GIVEN RECORDS
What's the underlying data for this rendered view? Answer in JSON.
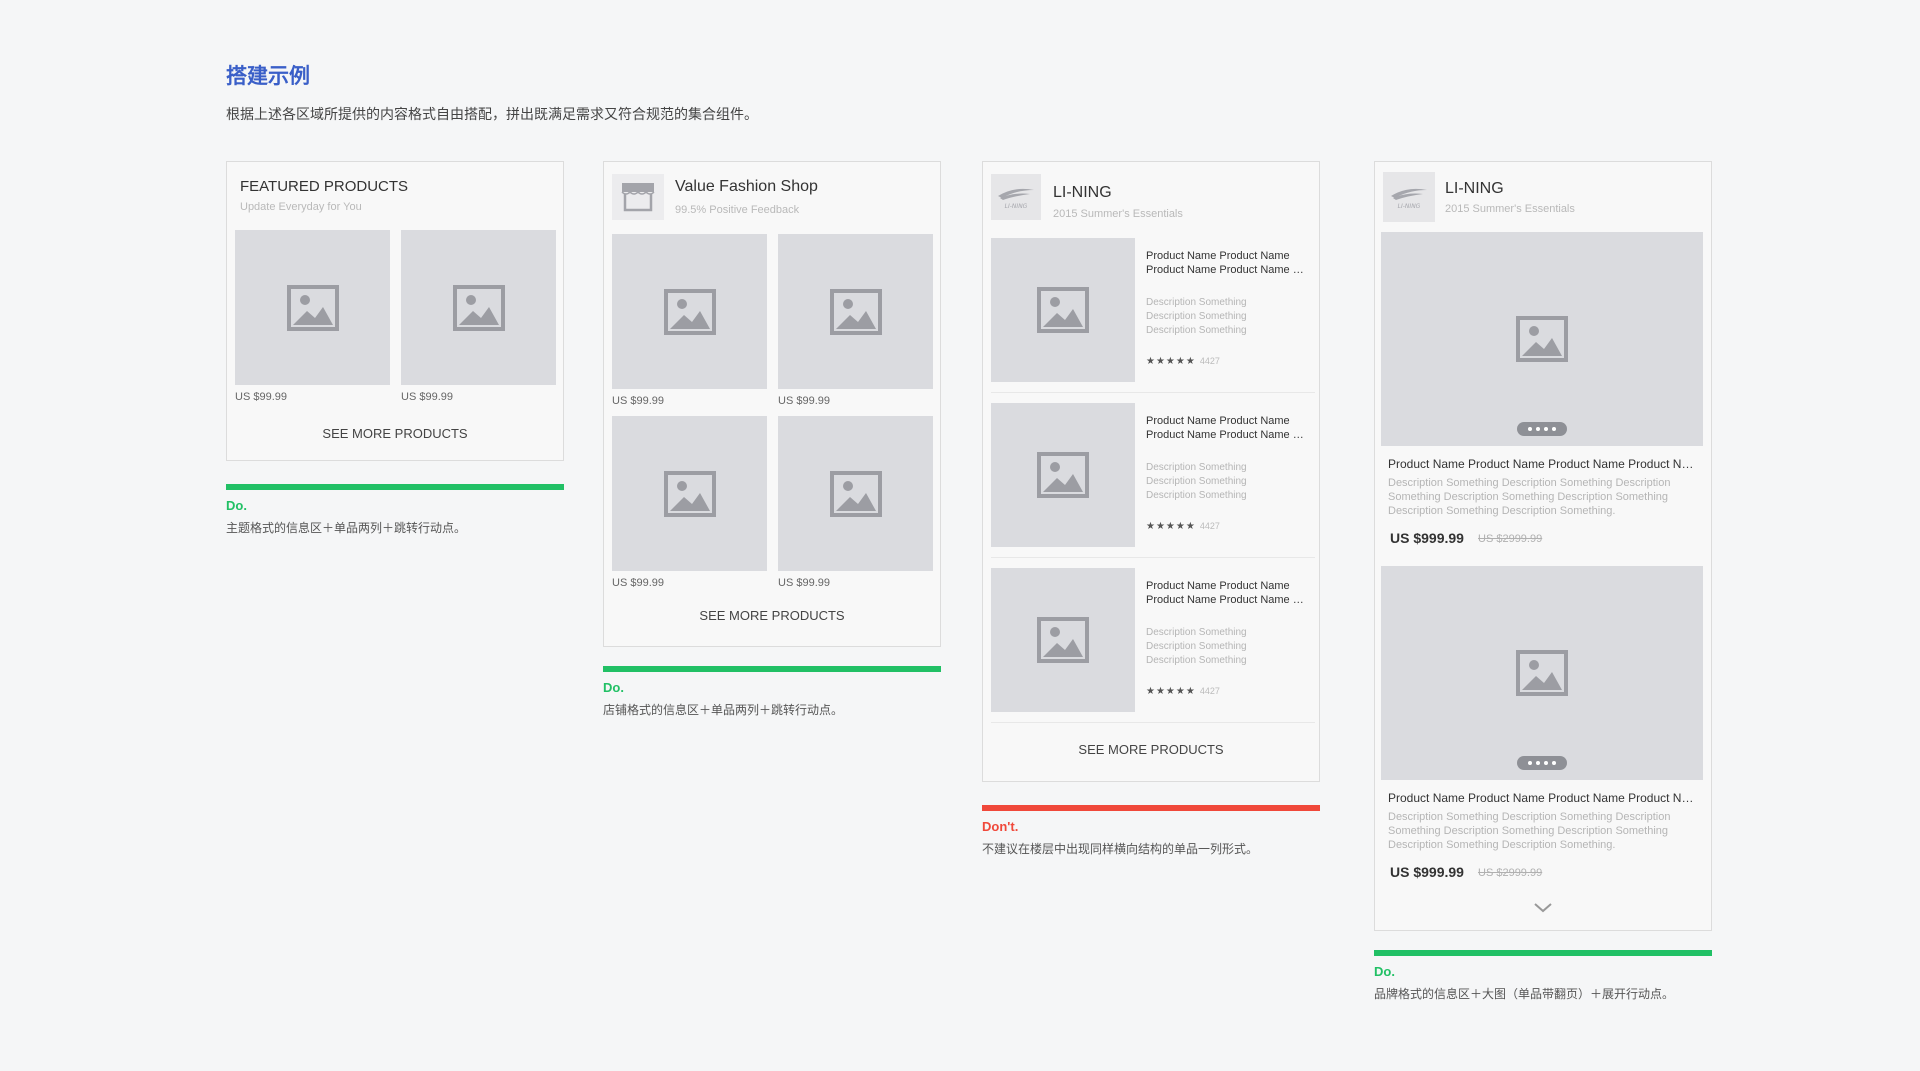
{
  "header": {
    "title": "搭建示例",
    "subtitle": "根据上述各区域所提供的内容格式自由搭配，拼出既满足需求又符合规范的集合组件。"
  },
  "colors": {
    "accent": "#3a5fc8",
    "do": "#21c065",
    "dont": "#f0483a",
    "placeholder": "#dadbdf"
  },
  "icons": [
    "image-placeholder-icon",
    "shop-icon",
    "li-ning-logo",
    "chevron-down-icon",
    "star-icon"
  ],
  "card1": {
    "title": "FEATURED PRODUCTS",
    "subtitle": "Update Everyday for You",
    "prices": [
      "US $99.99",
      "US $99.99"
    ],
    "see_more": "SEE MORE PRODUCTS",
    "verdict": "Do.",
    "desc": "主题格式的信息区＋单品两列＋跳转行动点。"
  },
  "card2": {
    "title": "Value Fashion Shop",
    "subtitle": "99.5% Positive Feedback",
    "prices": [
      "US $99.99",
      "US $99.99",
      "US $99.99",
      "US $99.99"
    ],
    "see_more": "SEE MORE PRODUCTS",
    "verdict": "Do.",
    "desc": "店铺格式的信息区＋单品两列＋跳转行动点。"
  },
  "card3": {
    "title": "LI-NING",
    "subtitle": "2015 Summer's Essentials",
    "logo_text": "LI-NING",
    "items": [
      {
        "name1": "Product Name Product Name",
        "name2": "Product Name Product Name Product Name",
        "desc": [
          "Description Something",
          "Description Something",
          "Description Something"
        ],
        "stars": "★★★★★",
        "count": "4427"
      },
      {
        "name1": "Product Name Product Name",
        "name2": "Product Name Product Name Product Name",
        "desc": [
          "Description Something",
          "Description Something",
          "Description Something"
        ],
        "stars": "★★★★★",
        "count": "4427"
      },
      {
        "name1": "Product Name Product Name",
        "name2": "Product Name Product Name Product Name",
        "desc": [
          "Description Something",
          "Description Something",
          "Description Something"
        ],
        "stars": "★★★★★",
        "count": "4427"
      }
    ],
    "see_more": "SEE MORE PRODUCTS",
    "verdict": "Don't.",
    "desc": "不建议在楼层中出现同样横向结构的单品一列形式。"
  },
  "card4": {
    "title": "LI-NING",
    "subtitle": "2015 Summer's Essentials",
    "logo_text": "LI-NING",
    "items": [
      {
        "name": "Product Name Product Name Product Name Product Name",
        "desc": [
          "Description Something Description Something Description",
          "Something Description Something Description Something",
          "Description Something Description Something."
        ],
        "price": "US $999.99",
        "old_price": "US $2999.99"
      },
      {
        "name": "Product Name Product Name Product Name Product Name",
        "desc": [
          "Description Something Description Something Description",
          "Something Description Something Description Something",
          "Description Something Description Something."
        ],
        "price": "US $999.99",
        "old_price": "US $2999.99"
      }
    ],
    "verdict": "Do.",
    "desc": "品牌格式的信息区＋大图（单品带翻页）＋展开行动点。"
  }
}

EXERCISE PROMPT
Reproduce the material above in full, exactly, with no images.

EXERCISE ANSWER
What's the underlying data for this rendered view? Answer in JSON.
{
  "header": {
    "title": "搭建示例",
    "subtitle": "根据上述各区域所提供的内容格式自由搭配，拼出既满足需求又符合规范的集合组件。"
  },
  "colors": {
    "accent": "#3a5fc8",
    "do": "#21c065",
    "dont": "#f0483a",
    "placeholder": "#dadbdf"
  },
  "icons": [
    "image-placeholder-icon",
    "shop-icon",
    "li-ning-logo",
    "chevron-down-icon",
    "star-icon"
  ],
  "card1": {
    "title": "FEATURED PRODUCTS",
    "subtitle": "Update Everyday for You",
    "prices": [
      "US $99.99",
      "US $99.99"
    ],
    "see_more": "SEE MORE PRODUCTS",
    "verdict": "Do.",
    "desc": "主题格式的信息区＋单品两列＋跳转行动点。"
  },
  "card2": {
    "title": "Value Fashion Shop",
    "subtitle": "99.5% Positive Feedback",
    "prices": [
      "US $99.99",
      "US $99.99",
      "US $99.99",
      "US $99.99"
    ],
    "see_more": "SEE MORE PRODUCTS",
    "verdict": "Do.",
    "desc": "店铺格式的信息区＋单品两列＋跳转行动点。"
  },
  "card3": {
    "title": "LI-NING",
    "subtitle": "2015 Summer's Essentials",
    "logo_text": "LI-NING",
    "items": [
      {
        "name1": "Product Name Product Name",
        "name2": "Product Name Product Name Product Name",
        "desc": [
          "Description Something",
          "Description Something",
          "Description Something"
        ],
        "stars": "★★★★★",
        "count": "4427"
      },
      {
        "name1": "Product Name Product Name",
        "name2": "Product Name Product Name Product Name",
        "desc": [
          "Description Something",
          "Description Something",
          "Description Something"
        ],
        "stars": "★★★★★",
        "count": "4427"
      },
      {
        "name1": "Product Name Product Name",
        "name2": "Product Name Product Name Product Name",
        "desc": [
          "Description Something",
          "Description Something",
          "Description Something"
        ],
        "stars": "★★★★★",
        "count": "4427"
      }
    ],
    "see_more": "SEE MORE PRODUCTS",
    "verdict": "Don't.",
    "desc": "不建议在楼层中出现同样横向结构的单品一列形式。"
  },
  "card4": {
    "title": "LI-NING",
    "subtitle": "2015 Summer's Essentials",
    "logo_text": "LI-NING",
    "items": [
      {
        "name": "Product Name Product Name Product Name Product Name",
        "desc": [
          "Description Something Description Something Description",
          "Something Description Something Description Something",
          "Description Something Description Something."
        ],
        "price": "US $999.99",
        "old_price": "US $2999.99"
      },
      {
        "name": "Product Name Product Name Product Name Product Name",
        "desc": [
          "Description Something Description Something Description",
          "Something Description Something Description Something",
          "Description Something Description Something."
        ],
        "price": "US $999.99",
        "old_price": "US $2999.99"
      }
    ],
    "verdict": "Do.",
    "desc": "品牌格式的信息区＋大图（单品带翻页）＋展开行动点。"
  }
}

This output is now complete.